Stored data entries
-----

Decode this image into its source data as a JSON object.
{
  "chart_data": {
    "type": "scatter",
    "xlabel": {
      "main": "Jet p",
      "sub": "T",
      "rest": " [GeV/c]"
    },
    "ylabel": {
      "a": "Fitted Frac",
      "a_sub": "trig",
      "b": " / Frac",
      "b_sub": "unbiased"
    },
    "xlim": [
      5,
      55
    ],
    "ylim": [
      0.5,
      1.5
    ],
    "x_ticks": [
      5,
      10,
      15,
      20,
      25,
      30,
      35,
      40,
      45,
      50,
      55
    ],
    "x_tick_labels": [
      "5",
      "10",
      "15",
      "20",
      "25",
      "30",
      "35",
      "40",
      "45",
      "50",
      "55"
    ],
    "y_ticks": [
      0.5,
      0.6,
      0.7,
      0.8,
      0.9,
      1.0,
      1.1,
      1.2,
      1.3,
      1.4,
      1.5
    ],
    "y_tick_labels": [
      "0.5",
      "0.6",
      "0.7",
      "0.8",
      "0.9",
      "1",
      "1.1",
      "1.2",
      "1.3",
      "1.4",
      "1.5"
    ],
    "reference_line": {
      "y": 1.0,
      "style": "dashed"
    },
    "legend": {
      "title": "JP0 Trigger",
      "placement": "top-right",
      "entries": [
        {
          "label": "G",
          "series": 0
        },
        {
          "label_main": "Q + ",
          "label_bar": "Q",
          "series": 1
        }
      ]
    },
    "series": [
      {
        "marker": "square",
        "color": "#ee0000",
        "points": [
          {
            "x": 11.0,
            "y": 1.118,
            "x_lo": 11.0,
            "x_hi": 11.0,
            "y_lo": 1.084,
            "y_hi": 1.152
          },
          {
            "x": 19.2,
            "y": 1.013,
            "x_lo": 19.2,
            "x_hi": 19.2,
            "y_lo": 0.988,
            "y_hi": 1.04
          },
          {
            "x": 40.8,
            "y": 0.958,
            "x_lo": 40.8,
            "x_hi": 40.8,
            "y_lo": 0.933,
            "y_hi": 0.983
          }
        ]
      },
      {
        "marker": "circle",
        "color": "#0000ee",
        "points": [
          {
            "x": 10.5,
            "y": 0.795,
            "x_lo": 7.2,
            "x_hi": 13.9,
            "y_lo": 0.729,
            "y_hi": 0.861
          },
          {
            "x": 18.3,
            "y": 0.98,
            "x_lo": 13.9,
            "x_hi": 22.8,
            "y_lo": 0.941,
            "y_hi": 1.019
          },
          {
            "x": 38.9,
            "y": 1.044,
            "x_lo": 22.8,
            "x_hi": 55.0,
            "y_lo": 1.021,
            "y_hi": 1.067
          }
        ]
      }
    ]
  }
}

-----

Every line of the data above should be copied exactly.

Complete answer =
Decode this image into its source data as a JSON object.
{
  "chart_data": {
    "type": "scatter",
    "xlabel": {
      "main": "Jet p",
      "sub": "T",
      "rest": " [GeV/c]"
    },
    "ylabel": {
      "a": "Fitted Frac",
      "a_sub": "trig",
      "b": " / Frac",
      "b_sub": "unbiased"
    },
    "xlim": [
      5,
      55
    ],
    "ylim": [
      0.5,
      1.5
    ],
    "x_ticks": [
      5,
      10,
      15,
      20,
      25,
      30,
      35,
      40,
      45,
      50,
      55
    ],
    "x_tick_labels": [
      "5",
      "10",
      "15",
      "20",
      "25",
      "30",
      "35",
      "40",
      "45",
      "50",
      "55"
    ],
    "y_ticks": [
      0.5,
      0.6,
      0.7,
      0.8,
      0.9,
      1.0,
      1.1,
      1.2,
      1.3,
      1.4,
      1.5
    ],
    "y_tick_labels": [
      "0.5",
      "0.6",
      "0.7",
      "0.8",
      "0.9",
      "1",
      "1.1",
      "1.2",
      "1.3",
      "1.4",
      "1.5"
    ],
    "reference_line": {
      "y": 1.0,
      "style": "dashed"
    },
    "legend": {
      "title": "JP0 Trigger",
      "placement": "top-right",
      "entries": [
        {
          "label": "G",
          "series": 0
        },
        {
          "label_main": "Q + ",
          "label_bar": "Q",
          "series": 1
        }
      ]
    },
    "series": [
      {
        "marker": "square",
        "color": "#ee0000",
        "points": [
          {
            "x": 11.0,
            "y": 1.118,
            "x_lo": 11.0,
            "x_hi": 11.0,
            "y_lo": 1.084,
            "y_hi": 1.152
          },
          {
            "x": 19.2,
            "y": 1.013,
            "x_lo": 19.2,
            "x_hi": 19.2,
            "y_lo": 0.988,
            "y_hi": 1.04
          },
          {
            "x": 40.8,
            "y": 0.958,
            "x_lo": 40.8,
            "x_hi": 40.8,
            "y_lo": 0.933,
            "y_hi": 0.983
          }
        ]
      },
      {
        "marker": "circle",
        "color": "#0000ee",
        "points": [
          {
            "x": 10.5,
            "y": 0.795,
            "x_lo": 7.2,
            "x_hi": 13.9,
            "y_lo": 0.729,
            "y_hi": 0.861
          },
          {
            "x": 18.3,
            "y": 0.98,
            "x_lo": 13.9,
            "x_hi": 22.8,
            "y_lo": 0.941,
            "y_hi": 1.019
          },
          {
            "x": 38.9,
            "y": 1.044,
            "x_lo": 22.8,
            "x_hi": 55.0,
            "y_lo": 1.021,
            "y_hi": 1.067
          }
        ]
      }
    ]
  }
}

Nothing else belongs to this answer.